> **Aim**:
Print each line exactly as it is given.

> **Recorded information**:
***

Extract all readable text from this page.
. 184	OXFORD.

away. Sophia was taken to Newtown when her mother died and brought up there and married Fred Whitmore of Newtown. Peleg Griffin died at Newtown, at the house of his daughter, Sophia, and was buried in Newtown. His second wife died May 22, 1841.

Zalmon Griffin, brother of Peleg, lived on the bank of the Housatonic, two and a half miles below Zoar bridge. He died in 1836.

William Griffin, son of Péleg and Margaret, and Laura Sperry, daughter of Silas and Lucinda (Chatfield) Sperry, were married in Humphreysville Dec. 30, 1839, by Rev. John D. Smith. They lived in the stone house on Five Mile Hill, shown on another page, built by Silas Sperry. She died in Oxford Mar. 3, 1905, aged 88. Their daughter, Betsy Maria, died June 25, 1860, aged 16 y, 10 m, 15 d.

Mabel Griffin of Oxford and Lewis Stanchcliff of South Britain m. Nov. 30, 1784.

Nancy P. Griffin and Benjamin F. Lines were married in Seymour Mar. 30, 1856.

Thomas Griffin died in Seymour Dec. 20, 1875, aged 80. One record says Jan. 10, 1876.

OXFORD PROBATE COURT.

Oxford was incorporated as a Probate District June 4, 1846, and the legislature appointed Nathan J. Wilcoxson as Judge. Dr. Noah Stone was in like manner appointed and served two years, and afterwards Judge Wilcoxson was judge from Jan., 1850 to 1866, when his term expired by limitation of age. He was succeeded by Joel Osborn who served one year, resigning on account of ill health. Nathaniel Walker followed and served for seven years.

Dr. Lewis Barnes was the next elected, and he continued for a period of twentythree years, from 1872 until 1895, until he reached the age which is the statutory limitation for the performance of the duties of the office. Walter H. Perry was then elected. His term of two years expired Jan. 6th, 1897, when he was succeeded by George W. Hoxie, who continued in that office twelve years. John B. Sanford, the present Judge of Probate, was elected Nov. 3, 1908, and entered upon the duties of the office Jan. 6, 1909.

***

> **Output of the task**:
Extract all readable text from this page.
. 184	OXFORD.

away. Sophia was taken to Newtown when her mother died and brought up there and married Fred Whitmore of Newtown. Peleg Griffin died at Newtown, at the house of his daughter, Sophia, and was buried in Newtown. His second wife died May 22, 1841.

Zalmon Griffin, brother of Peleg, lived on the bank of the Housatonic, two and a half miles below Zoar bridge. He died in 1836.

William Griffin, son of Péleg and Margaret, and Laura Sperry, daughter of Silas and Lucinda (Chatfield) Sperry, were married in Humphreysville Dec. 30, 1839, by Rev. John D. Smith. They lived in the stone house on Five Mile Hill, shown on another page, built by Silas Sperry. She died in Oxford Mar. 3, 1905, aged 88. Their daughter, Betsy Maria, died June 25, 1860, aged 16 y, 10 m, 15 d.

Mabel Griffin of Oxford and Lewis Stanchcliff of South Britain m. Nov. 30, 1784.

Nancy P. Griffin and Benjamin F. Lines were married in Seymour Mar. 30, 1856.

Thomas Griffin died in Seymour Dec. 20, 1875, aged 80. One record says Jan. 10, 1876.

OXFORD PROBATE COURT.

Oxford was incorporated as a Probate District June 4, 1846, and the legislature appointed Nathan J. Wilcoxson as Judge. Dr. Noah Stone was in like manner appointed and served two years, and afterwards Judge Wilcoxson was judge from Jan., 1850 to 1866, when his term expired by limitation of age. He was succeeded by Joel Osborn who served one year, resigning on account of ill health. Nathaniel Walker followed and served for seven years.

Dr. Lewis Barnes was the next elected, and he continued for a period of twentythree years, from 1872 until 1895, until he reached the age which is the statutory limitation for the performance of the duties of the office. Walter H. Perry was then elected. His term of two years expired Jan. 6th, 1897, when he was succeeded by George W. Hoxie, who continued in that office twelve years. John B. Sanford, the present Judge of Probate, was elected Nov. 3, 1908, and entered upon the duties of the office Jan. 6, 1909.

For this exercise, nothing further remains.